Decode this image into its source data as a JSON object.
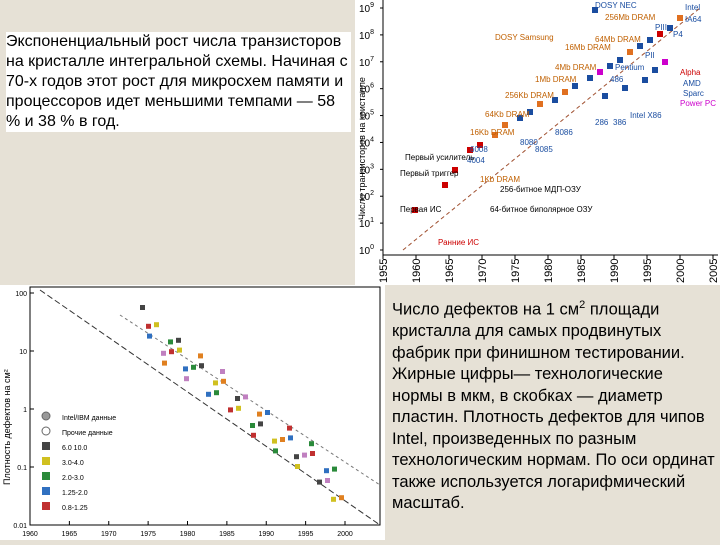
{
  "text_top": "Экспоненциальный рост числа транзисторов на кристалле интегральной схемы. Начиная с 70-х годов этот рост для микросхем памяти и процессоров идет меньшими темпами — 58 % и 38 % в год.",
  "text_bottom": {
    "part1": "Число дефектов на 1 см",
    "sup": "2",
    "part2": " площади кристалла для самых продвинутых фабрик при финишном тестировании. Жирные цифры— технологические нормы в мкм, в скобках — диаметр пластин. Плотность дефектов для чипов Intel, произведенных по разным технологическим нормам. По оси ординат также используется логарифмический масштаб."
  },
  "figure_top": {
    "y_axis_label": "Число транзисторов на кристалле",
    "y_ticks": [
      {
        "base": "10",
        "exponent": "9"
      },
      {
        "base": "10",
        "exponent": "8"
      },
      {
        "base": "10",
        "exponent": "7"
      },
      {
        "base": "10",
        "exponent": "6"
      },
      {
        "base": "10",
        "exponent": "5"
      },
      {
        "base": "10",
        "exponent": "4"
      },
      {
        "base": "10",
        "exponent": "3"
      },
      {
        "base": "10",
        "exponent": "2"
      },
      {
        "base": "10",
        "exponent": "1"
      },
      {
        "base": "10",
        "exponent": "0"
      }
    ],
    "x_ticks": [
      "1955",
      "1960",
      "1965",
      "1970",
      "1975",
      "1980",
      "1985",
      "1990",
      "1995",
      "2000",
      "2005"
    ],
    "labels": [
      "DOSY NEC",
      "256Mb DRAM",
      "Intel",
      "IA64",
      "64Mb DRAM",
      "P4",
      "DOSY Samsung",
      "16Mb DRAM",
      "PIII",
      "PII",
      "4Mb DRAM",
      "Pentium",
      "Alpha",
      "AMD",
      "Sparc",
      "Power PC",
      "1Mb DRAM",
      "486",
      "256Kb DRAM",
      "64Kb DRAM",
      "286",
      "386",
      "Intel X86",
      "16Kb DRAM",
      "8086",
      "8080",
      "8085",
      "6008",
      "4004",
      "Первый усилитель",
      "1Kb DRAM",
      "Первый триггер",
      "256-битное МДП-ОЗУ",
      "Первая ИС",
      "64-битное биполярное ОЗУ",
      "Ранние ИС"
    ]
  },
  "figure_bottom": {
    "y_axis_label": "Плотность дефектов на см²",
    "y_ticks": [
      "100",
      "10",
      "1",
      "0.1",
      "0.01"
    ],
    "x_ticks": [
      "1960",
      "1965",
      "1970",
      "1975",
      "1980",
      "1985",
      "1990",
      "1995",
      "2000"
    ],
    "legend": [
      "Intel/IBM данные",
      "Прочие данные",
      "6.0 10.0",
      "3.0-4.0",
      "2.0-3.0",
      "1.25-2.0",
      "0.8-1.25"
    ]
  }
}
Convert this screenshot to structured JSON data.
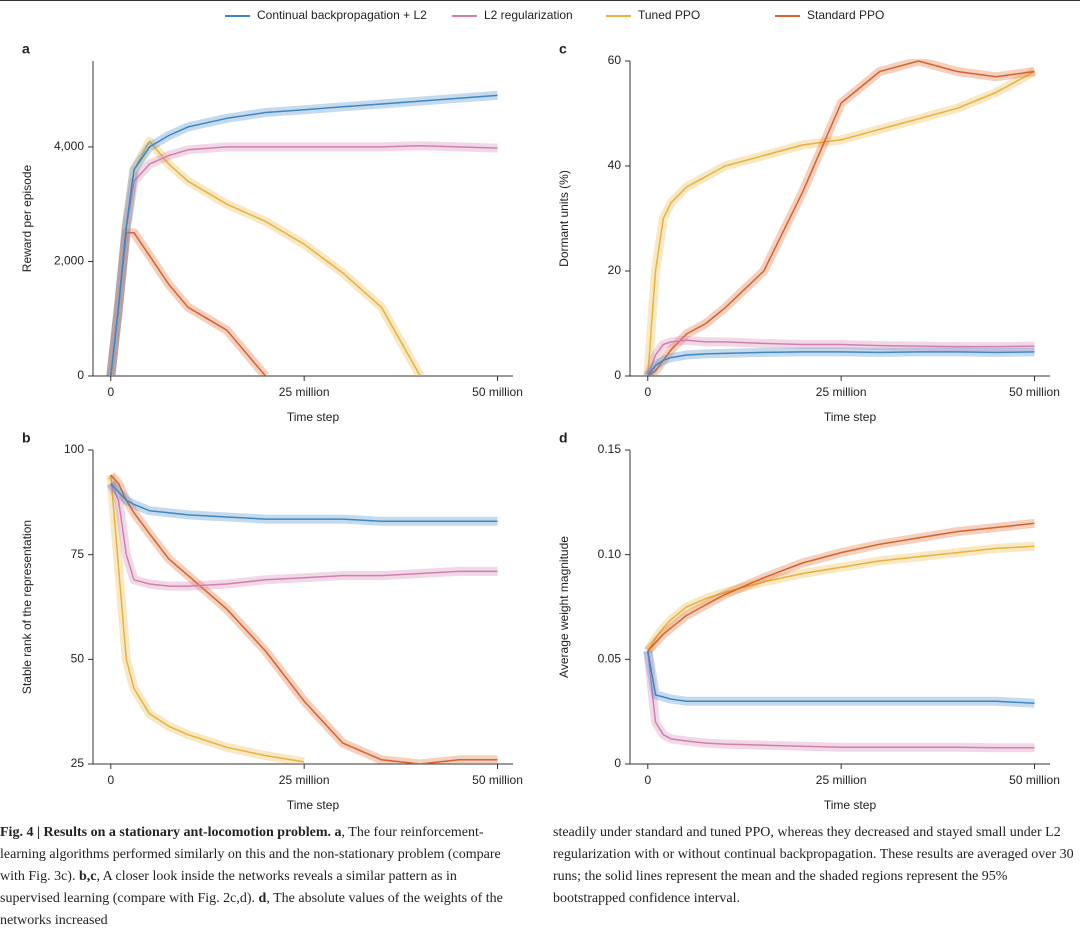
{
  "chart_data": [
    {
      "type": "line",
      "panel_label": "a",
      "y_label": "Reward per episode",
      "x_label": "Time step",
      "xlim": [
        -2300000,
        52000000
      ],
      "ylim": [
        0,
        5500
      ],
      "xticks": [
        0,
        {
          "value": 25000000,
          "label": "25 million"
        },
        {
          "value": 50000000,
          "label": "50 million"
        }
      ],
      "yticks": [
        0,
        {
          "value": 2000,
          "label": "2,000"
        },
        {
          "value": 4000,
          "label": "4,000"
        }
      ],
      "x": [
        0,
        1000000,
        2000000,
        3000000,
        5000000,
        7500000,
        10000000,
        15000000,
        20000000,
        25000000,
        30000000,
        35000000,
        40000000,
        45000000,
        50000000
      ],
      "series": [
        {
          "name": "Continual backpropagation + L2",
          "color": "#3f87c4",
          "values": [
            0,
            1200,
            2600,
            3600,
            4000,
            4200,
            4350,
            4500,
            4600,
            4650,
            4700,
            4750,
            4800,
            4850,
            4900
          ]
        },
        {
          "name": "L2 regularization",
          "color": "#d27fb0",
          "values": [
            0,
            1200,
            2600,
            3400,
            3700,
            3850,
            3950,
            4000,
            4000,
            4000,
            4000,
            4000,
            4020,
            4000,
            3980
          ]
        },
        {
          "name": "Tuned PPO",
          "color": "#e8b23c",
          "values": [
            0,
            1200,
            2600,
            3600,
            4100,
            3700,
            3400,
            3000,
            2700,
            2300,
            1800,
            1200,
            0,
            null,
            null
          ]
        },
        {
          "name": "Standard PPO",
          "color": "#d9622b",
          "values": [
            0,
            1200,
            2500,
            2500,
            2100,
            1600,
            1200,
            800,
            0,
            null,
            null,
            null,
            null,
            null,
            null
          ]
        }
      ]
    },
    {
      "type": "line",
      "panel_label": "b",
      "y_label": "Stable rank of the representation",
      "x_label": "Time step",
      "xlim": [
        -2300000,
        52000000
      ],
      "ylim": [
        25,
        100
      ],
      "xticks": [
        0,
        {
          "value": 25000000,
          "label": "25 million"
        },
        {
          "value": 50000000,
          "label": "50 million"
        }
      ],
      "yticks": [
        25,
        50,
        75,
        100
      ],
      "x": [
        0,
        1000000,
        2000000,
        3000000,
        5000000,
        7500000,
        10000000,
        15000000,
        20000000,
        25000000,
        30000000,
        35000000,
        40000000,
        45000000,
        50000000
      ],
      "series": [
        {
          "values": [
            92,
            90,
            88,
            87,
            85.5,
            85,
            84.5,
            84,
            83.5,
            83.5,
            83.5,
            83,
            83,
            83,
            83
          ]
        },
        {
          "values": [
            92,
            88,
            75,
            69,
            68,
            67.5,
            67.5,
            68,
            69,
            69.5,
            70,
            70,
            70.5,
            71,
            71
          ]
        },
        {
          "values": [
            94,
            72,
            50,
            43,
            37,
            34,
            32,
            29,
            27,
            25.5,
            null,
            null,
            null,
            null,
            null
          ]
        },
        {
          "values": [
            94,
            92,
            88,
            85,
            80,
            74,
            70,
            62,
            52,
            40,
            30,
            26,
            25,
            26,
            26
          ]
        }
      ]
    },
    {
      "type": "line",
      "panel_label": "c",
      "y_label": "Dormant units (%)",
      "x_label": "Time step",
      "xlim": [
        -2300000,
        52000000
      ],
      "ylim": [
        0,
        60
      ],
      "xticks": [
        0,
        {
          "value": 25000000,
          "label": "25 million"
        },
        {
          "value": 50000000,
          "label": "50 million"
        }
      ],
      "yticks": [
        0,
        20,
        40,
        60
      ],
      "x": [
        0,
        1000000,
        2000000,
        3000000,
        5000000,
        7500000,
        10000000,
        15000000,
        20000000,
        25000000,
        30000000,
        35000000,
        40000000,
        45000000,
        50000000
      ],
      "series": [
        {
          "values": [
            0,
            2,
            3,
            3.5,
            4,
            4.2,
            4.3,
            4.5,
            4.6,
            4.6,
            4.5,
            4.6,
            4.6,
            4.5,
            4.6
          ]
        },
        {
          "values": [
            0,
            4,
            6,
            6.5,
            6.8,
            6.5,
            6.5,
            6.2,
            6,
            6,
            5.8,
            5.7,
            5.6,
            5.6,
            5.7
          ]
        },
        {
          "values": [
            0,
            20,
            30,
            33,
            36,
            38,
            40,
            42,
            44,
            45,
            47,
            49,
            51,
            54,
            58
          ]
        },
        {
          "values": [
            0,
            1,
            3,
            5,
            8,
            10,
            13,
            20,
            35,
            52,
            58,
            60,
            58,
            57,
            58
          ]
        }
      ]
    },
    {
      "type": "line",
      "panel_label": "d",
      "y_label": "Average weight magnitude",
      "x_label": "Time step",
      "xlim": [
        -2300000,
        52000000
      ],
      "ylim": [
        0,
        0.15
      ],
      "xticks": [
        0,
        {
          "value": 25000000,
          "label": "25 million"
        },
        {
          "value": 50000000,
          "label": "50 million"
        }
      ],
      "yticks": [
        0,
        0.05,
        {
          "value": 0.1,
          "label": "0.10"
        },
        0.15
      ],
      "x": [
        0,
        1000000,
        2000000,
        3000000,
        5000000,
        7500000,
        10000000,
        15000000,
        20000000,
        25000000,
        30000000,
        35000000,
        40000000,
        45000000,
        50000000
      ],
      "series": [
        {
          "values": [
            0.054,
            0.033,
            0.032,
            0.031,
            0.03,
            0.03,
            0.03,
            0.03,
            0.03,
            0.03,
            0.03,
            0.03,
            0.03,
            0.03,
            0.029
          ]
        },
        {
          "values": [
            0.054,
            0.02,
            0.014,
            0.012,
            0.011,
            0.01,
            0.0095,
            0.009,
            0.0085,
            0.008,
            0.008,
            0.008,
            0.008,
            0.0078,
            0.0078
          ]
        },
        {
          "values": [
            0.054,
            0.06,
            0.065,
            0.069,
            0.075,
            0.079,
            0.082,
            0.087,
            0.091,
            0.094,
            0.097,
            0.099,
            0.101,
            0.103,
            0.104
          ]
        },
        {
          "values": [
            0.054,
            0.058,
            0.062,
            0.065,
            0.071,
            0.076,
            0.081,
            0.089,
            0.096,
            0.101,
            0.105,
            0.108,
            0.111,
            0.113,
            0.115
          ]
        }
      ]
    }
  ],
  "caption": {
    "columns": [
      [
        {
          "text": "Fig. 4 | Results on a stationary ant-locomotion problem. ",
          "bold": true
        },
        {
          "text": "a",
          "bold": true
        },
        {
          "text": ", The four reinforcement-learning algorithms performed similarly on this and the non-stationary problem (compare with Fig. 3c). ",
          "bold": false
        },
        {
          "text": "b,c",
          "bold": true
        },
        {
          "text": ", A closer look inside the networks reveals a similar pattern as in supervised learning (compare with Fig. 2c,d). ",
          "bold": false
        },
        {
          "text": "d",
          "bold": true
        },
        {
          "text": ", The absolute values of the weights of the networks increased",
          "bold": false
        }
      ],
      [
        {
          "text": "steadily under standard and tuned PPO, whereas they decreased and stayed small under L2 regularization with or without continual backpropagation. These results are averaged over 30 runs; the solid lines represent the mean and the shaded regions represent the 95% bootstrapped confidence interval.",
          "bold": false
        }
      ]
    ]
  }
}
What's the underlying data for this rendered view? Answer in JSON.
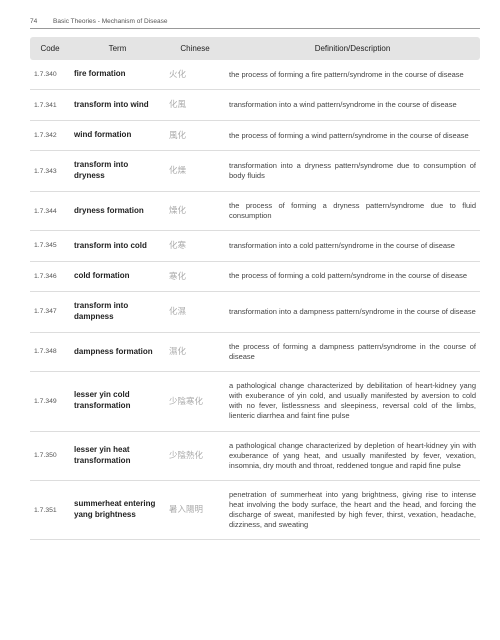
{
  "header": {
    "page_number": "74",
    "section": "Basic Theories - Mechanism of Disease"
  },
  "table": {
    "columns": [
      "Code",
      "Term",
      "Chinese",
      "Definition/Description"
    ],
    "rows": [
      {
        "code": "1.7.340",
        "term": "fire formation",
        "chinese": "火化",
        "def": "the process of forming a fire pattern/syndrome in the course of disease"
      },
      {
        "code": "1.7.341",
        "term": "transform into wind",
        "chinese": "化風",
        "def": "transformation into a wind pattern/syndrome in the course of disease"
      },
      {
        "code": "1.7.342",
        "term": "wind formation",
        "chinese": "風化",
        "def": "the process of forming a wind pattern/syndrome in the course of disease"
      },
      {
        "code": "1.7.343",
        "term": "transform into dryness",
        "chinese": "化燥",
        "def": "transformation into a dryness pattern/syndrome due to consumption of body fluids"
      },
      {
        "code": "1.7.344",
        "term": "dryness formation",
        "chinese": "燥化",
        "def": "the process of forming a dryness pattern/syndrome due to fluid consumption"
      },
      {
        "code": "1.7.345",
        "term": "transform into cold",
        "chinese": "化寒",
        "def": "transformation into a cold pattern/syndrome in the course of disease"
      },
      {
        "code": "1.7.346",
        "term": "cold formation",
        "chinese": "寒化",
        "def": "the process of forming a cold pattern/syndrome in the course of disease"
      },
      {
        "code": "1.7.347",
        "term": "transform into dampness",
        "chinese": "化濕",
        "def": "transformation into a dampness pattern/syndrome in the course of disease"
      },
      {
        "code": "1.7.348",
        "term": "dampness formation",
        "chinese": "濕化",
        "def": "the process of forming a dampness pattern/syndrome in the course of disease"
      },
      {
        "code": "1.7.349",
        "term": "lesser yin cold transformation",
        "chinese": "少陰寒化",
        "def": "a pathological change characterized by debilitation of heart-kidney yang with exuberance of yin cold, and usually manifested by aversion to cold with no fever, listlessness and sleepiness, reversal cold of the limbs, lienteric diarrhea and faint fine pulse"
      },
      {
        "code": "1.7.350",
        "term": "lesser yin heat transformation",
        "chinese": "少陰熱化",
        "def": "a pathological change characterized by depletion of heart-kidney yin with exuberance of yang heat, and usually manifested by fever, vexation, insomnia, dry mouth and throat, reddened tongue and rapid fine pulse"
      },
      {
        "code": "1.7.351",
        "term": "summerheat entering yang brightness",
        "chinese": "暑入陽明",
        "def": "penetration of summerheat into yang brightness, giving rise to intense heat involving the body surface, the heart and the head, and forcing the discharge of sweat, manifested by high fever, thirst, vexation, headache, dizziness, and sweating"
      }
    ]
  },
  "colors": {
    "header_bg": "#e4e4e4",
    "border": "#dddddd",
    "text": "#3a3a3a",
    "chinese": "#aaaaaa"
  }
}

^^^^^^^^

(Directions for this task): Show every line from the entries above in which "битное" appears.

(Exercise answer):
      "256-битное МДП-ОЗУ",
      "64-битное биполярное ОЗУ",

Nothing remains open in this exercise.